* **Exercise prompt**
Output every line below exactly.

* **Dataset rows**
=====
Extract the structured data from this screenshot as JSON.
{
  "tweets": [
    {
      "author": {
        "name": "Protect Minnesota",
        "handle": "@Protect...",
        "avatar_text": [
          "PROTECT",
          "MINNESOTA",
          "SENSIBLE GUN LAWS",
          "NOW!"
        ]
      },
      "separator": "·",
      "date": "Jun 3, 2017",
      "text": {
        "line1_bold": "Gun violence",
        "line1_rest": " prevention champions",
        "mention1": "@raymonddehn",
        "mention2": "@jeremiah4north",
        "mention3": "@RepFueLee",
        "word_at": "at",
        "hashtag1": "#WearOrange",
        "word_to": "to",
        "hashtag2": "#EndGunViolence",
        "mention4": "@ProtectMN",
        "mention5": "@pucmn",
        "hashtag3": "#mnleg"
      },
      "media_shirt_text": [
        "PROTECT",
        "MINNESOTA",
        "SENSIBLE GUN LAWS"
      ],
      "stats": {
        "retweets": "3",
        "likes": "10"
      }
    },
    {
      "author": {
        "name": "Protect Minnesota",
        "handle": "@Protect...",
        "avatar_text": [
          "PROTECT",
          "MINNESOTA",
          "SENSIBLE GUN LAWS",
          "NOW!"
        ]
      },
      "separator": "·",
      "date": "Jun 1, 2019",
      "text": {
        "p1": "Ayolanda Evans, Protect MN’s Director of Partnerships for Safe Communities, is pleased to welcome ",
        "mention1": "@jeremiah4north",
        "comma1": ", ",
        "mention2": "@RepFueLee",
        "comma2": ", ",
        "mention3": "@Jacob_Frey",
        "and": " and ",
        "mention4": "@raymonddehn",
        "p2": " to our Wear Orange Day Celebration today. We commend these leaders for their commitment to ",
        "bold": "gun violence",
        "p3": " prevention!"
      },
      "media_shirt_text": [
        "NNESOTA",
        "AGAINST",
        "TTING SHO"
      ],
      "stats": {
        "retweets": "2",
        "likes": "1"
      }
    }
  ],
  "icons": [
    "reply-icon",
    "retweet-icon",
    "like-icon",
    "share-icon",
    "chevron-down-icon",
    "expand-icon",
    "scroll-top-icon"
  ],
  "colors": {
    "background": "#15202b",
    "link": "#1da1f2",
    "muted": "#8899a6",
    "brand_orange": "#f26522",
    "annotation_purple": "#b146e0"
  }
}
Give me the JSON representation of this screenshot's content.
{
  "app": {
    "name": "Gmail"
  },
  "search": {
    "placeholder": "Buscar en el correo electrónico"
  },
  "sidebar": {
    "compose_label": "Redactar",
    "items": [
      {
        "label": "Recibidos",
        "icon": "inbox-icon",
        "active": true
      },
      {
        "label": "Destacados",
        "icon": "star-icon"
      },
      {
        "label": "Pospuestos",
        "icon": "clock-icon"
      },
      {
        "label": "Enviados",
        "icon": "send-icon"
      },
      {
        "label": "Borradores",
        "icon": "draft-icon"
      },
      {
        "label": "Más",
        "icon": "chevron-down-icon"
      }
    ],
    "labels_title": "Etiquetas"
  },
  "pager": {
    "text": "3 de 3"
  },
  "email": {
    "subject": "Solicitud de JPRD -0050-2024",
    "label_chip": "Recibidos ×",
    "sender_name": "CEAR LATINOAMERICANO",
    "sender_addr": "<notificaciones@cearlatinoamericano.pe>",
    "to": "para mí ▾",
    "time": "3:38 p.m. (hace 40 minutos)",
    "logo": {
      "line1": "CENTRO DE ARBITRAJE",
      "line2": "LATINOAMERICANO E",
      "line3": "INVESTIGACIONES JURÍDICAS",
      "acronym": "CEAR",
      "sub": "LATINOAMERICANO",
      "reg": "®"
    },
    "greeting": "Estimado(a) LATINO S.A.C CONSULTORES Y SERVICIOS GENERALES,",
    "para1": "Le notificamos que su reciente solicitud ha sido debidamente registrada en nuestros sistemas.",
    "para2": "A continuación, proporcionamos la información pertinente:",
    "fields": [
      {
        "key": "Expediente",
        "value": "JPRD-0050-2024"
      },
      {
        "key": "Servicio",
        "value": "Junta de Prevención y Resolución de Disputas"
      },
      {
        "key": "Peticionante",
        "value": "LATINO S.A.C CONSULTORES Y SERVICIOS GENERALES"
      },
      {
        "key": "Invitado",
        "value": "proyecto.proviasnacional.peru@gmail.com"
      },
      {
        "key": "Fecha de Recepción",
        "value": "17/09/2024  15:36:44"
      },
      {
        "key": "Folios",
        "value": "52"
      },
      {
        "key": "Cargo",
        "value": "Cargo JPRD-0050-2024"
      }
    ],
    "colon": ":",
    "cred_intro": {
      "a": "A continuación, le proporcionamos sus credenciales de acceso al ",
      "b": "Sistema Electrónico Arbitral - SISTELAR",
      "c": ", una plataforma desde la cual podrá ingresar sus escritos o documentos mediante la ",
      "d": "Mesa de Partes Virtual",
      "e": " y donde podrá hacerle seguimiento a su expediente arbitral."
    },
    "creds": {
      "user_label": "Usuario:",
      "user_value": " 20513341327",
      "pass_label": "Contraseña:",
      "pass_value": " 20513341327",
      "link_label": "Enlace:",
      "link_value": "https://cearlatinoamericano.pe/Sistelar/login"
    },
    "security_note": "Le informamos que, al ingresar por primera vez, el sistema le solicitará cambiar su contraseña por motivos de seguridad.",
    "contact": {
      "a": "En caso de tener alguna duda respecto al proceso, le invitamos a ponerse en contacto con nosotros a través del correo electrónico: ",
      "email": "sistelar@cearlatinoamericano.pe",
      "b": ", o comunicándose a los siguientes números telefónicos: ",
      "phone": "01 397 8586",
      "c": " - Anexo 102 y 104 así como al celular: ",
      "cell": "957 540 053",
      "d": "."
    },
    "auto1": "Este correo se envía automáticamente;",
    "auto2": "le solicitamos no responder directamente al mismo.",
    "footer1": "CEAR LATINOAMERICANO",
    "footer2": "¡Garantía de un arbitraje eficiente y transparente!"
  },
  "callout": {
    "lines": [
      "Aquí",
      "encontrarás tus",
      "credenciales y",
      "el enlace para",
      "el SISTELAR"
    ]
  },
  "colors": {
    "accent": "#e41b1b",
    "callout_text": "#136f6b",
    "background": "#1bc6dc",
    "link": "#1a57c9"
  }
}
=====
* **Solution to the problem**
Extract the structured data from this screenshot as JSON.
{
  "tweets": [
    {
      "author": {
        "name": "Protect Minnesota",
        "handle": "@Protect...",
        "avatar_text": [
          "PROTECT",
          "MINNESOTA",
          "SENSIBLE GUN LAWS",
          "NOW!"
        ]
      },
      "separator": "·",
      "date": "Jun 3, 2017",
      "text": {
        "line1_bold": "Gun violence",
        "line1_rest": " prevention champions",
        "mention1": "@raymonddehn",
        "mention2": "@jeremiah4north",
        "mention3": "@RepFueLee",
        "word_at": "at",
        "hashtag1": "#WearOrange",
        "word_to": "to",
        "hashtag2": "#EndGunViolence",
        "mention4": "@ProtectMN",
        "mention5": "@pucmn",
        "hashtag3": "#mnleg"
      },
      "media_shirt_text": [
        "PROTECT",
        "MINNESOTA",
        "SENSIBLE GUN LAWS"
      ],
      "stats": {
        "retweets": "3",
        "likes": "10"
      }
    },
    {
      "author": {
        "name": "Protect Minnesota",
        "handle": "@Protect...",
        "avatar_text": [
          "PROTECT",
          "MINNESOTA",
          "SENSIBLE GUN LAWS",
          "NOW!"
        ]
      },
      "separator": "·",
      "date": "Jun 1, 2019",
      "text": {
        "p1": "Ayolanda Evans, Protect MN’s Director of Partnerships for Safe Communities, is pleased to welcome ",
        "mention1": "@jeremiah4north",
        "comma1": ", ",
        "mention2": "@RepFueLee",
        "comma2": ", ",
        "mention3": "@Jacob_Frey",
        "and": " and ",
        "mention4": "@raymonddehn",
        "p2": " to our Wear Orange Day Celebration today. We commend these leaders for their commitment to ",
        "bold": "gun violence",
        "p3": " prevention!"
      },
      "media_shirt_text": [
        "NNESOTA",
        "AGAINST",
        "TTING SHO"
      ],
      "stats": {
        "retweets": "2",
        "likes": "1"
      }
    }
  ],
  "icons": [
    "reply-icon",
    "retweet-icon",
    "like-icon",
    "share-icon",
    "chevron-down-icon",
    "expand-icon",
    "scroll-top-icon"
  ],
  "colors": {
    "background": "#15202b",
    "link": "#1da1f2",
    "muted": "#8899a6",
    "brand_orange": "#f26522",
    "annotation_purple": "#b146e0"
  }
}
Give me the JSON representation of this screenshot's content.
{
  "app": {
    "name": "Gmail"
  },
  "search": {
    "placeholder": "Buscar en el correo electrónico"
  },
  "sidebar": {
    "compose_label": "Redactar",
    "items": [
      {
        "label": "Recibidos",
        "icon": "inbox-icon",
        "active": true
      },
      {
        "label": "Destacados",
        "icon": "star-icon"
      },
      {
        "label": "Pospuestos",
        "icon": "clock-icon"
      },
      {
        "label": "Enviados",
        "icon": "send-icon"
      },
      {
        "label": "Borradores",
        "icon": "draft-icon"
      },
      {
        "label": "Más",
        "icon": "chevron-down-icon"
      }
    ],
    "labels_title": "Etiquetas"
  },
  "pager": {
    "text": "3 de 3"
  },
  "email": {
    "subject": "Solicitud de JPRD -0050-2024",
    "label_chip": "Recibidos ×",
    "sender_name": "CEAR LATINOAMERICANO",
    "sender_addr": "<notificaciones@cearlatinoamericano.pe>",
    "to": "para mí ▾",
    "time": "3:38 p.m. (hace 40 minutos)",
    "logo": {
      "line1": "CENTRO DE ARBITRAJE",
      "line2": "LATINOAMERICANO E",
      "line3": "INVESTIGACIONES JURÍDICAS",
      "acronym": "CEAR",
      "sub": "LATINOAMERICANO",
      "reg": "®"
    },
    "greeting": "Estimado(a) LATINO S.A.C CONSULTORES Y SERVICIOS GENERALES,",
    "para1": "Le notificamos que su reciente solicitud ha sido debidamente registrada en nuestros sistemas.",
    "para2": "A continuación, proporcionamos la información pertinente:",
    "fields": [
      {
        "key": "Expediente",
        "value": "JPRD-0050-2024"
      },
      {
        "key": "Servicio",
        "value": "Junta de Prevención y Resolución de Disputas"
      },
      {
        "key": "Peticionante",
        "value": "LATINO S.A.C CONSULTORES Y SERVICIOS GENERALES"
      },
      {
        "key": "Invitado",
        "value": "proyecto.proviasnacional.peru@gmail.com"
      },
      {
        "key": "Fecha de Recepción",
        "value": "17/09/2024  15:36:44"
      },
      {
        "key": "Folios",
        "value": "52"
      },
      {
        "key": "Cargo",
        "value": "Cargo JPRD-0050-2024"
      }
    ],
    "colon": ":",
    "cred_intro": {
      "a": "A continuación, le proporcionamos sus credenciales de acceso al ",
      "b": "Sistema Electrónico Arbitral - SISTELAR",
      "c": ", una plataforma desde la cual podrá ingresar sus escritos o documentos mediante la ",
      "d": "Mesa de Partes Virtual",
      "e": " y donde podrá hacerle seguimiento a su expediente arbitral."
    },
    "creds": {
      "user_label": "Usuario:",
      "user_value": " 20513341327",
      "pass_label": "Contraseña:",
      "pass_value": " 20513341327",
      "link_label": "Enlace:",
      "link_value": "https://cearlatinoamericano.pe/Sistelar/login"
    },
    "security_note": "Le informamos que, al ingresar por primera vez, el sistema le solicitará cambiar su contraseña por motivos de seguridad.",
    "contact": {
      "a": "En caso de tener alguna duda respecto al proceso, le invitamos a ponerse en contacto con nosotros a través del correo electrónico: ",
      "email": "sistelar@cearlatinoamericano.pe",
      "b": ", o comunicándose a los siguientes números telefónicos: ",
      "phone": "01 397 8586",
      "c": " - Anexo 102 y 104 así como al celular: ",
      "cell": "957 540 053",
      "d": "."
    },
    "auto1": "Este correo se envía automáticamente;",
    "auto2": "le solicitamos no responder directamente al mismo.",
    "footer1": "CEAR LATINOAMERICANO",
    "footer2": "¡Garantía de un arbitraje eficiente y transparente!"
  },
  "callout": {
    "lines": [
      "Aquí",
      "encontrarás tus",
      "credenciales y",
      "el enlace para",
      "el SISTELAR"
    ]
  },
  "colors": {
    "accent": "#e41b1b",
    "callout_text": "#136f6b",
    "background": "#1bc6dc",
    "link": "#1a57c9"
  }
}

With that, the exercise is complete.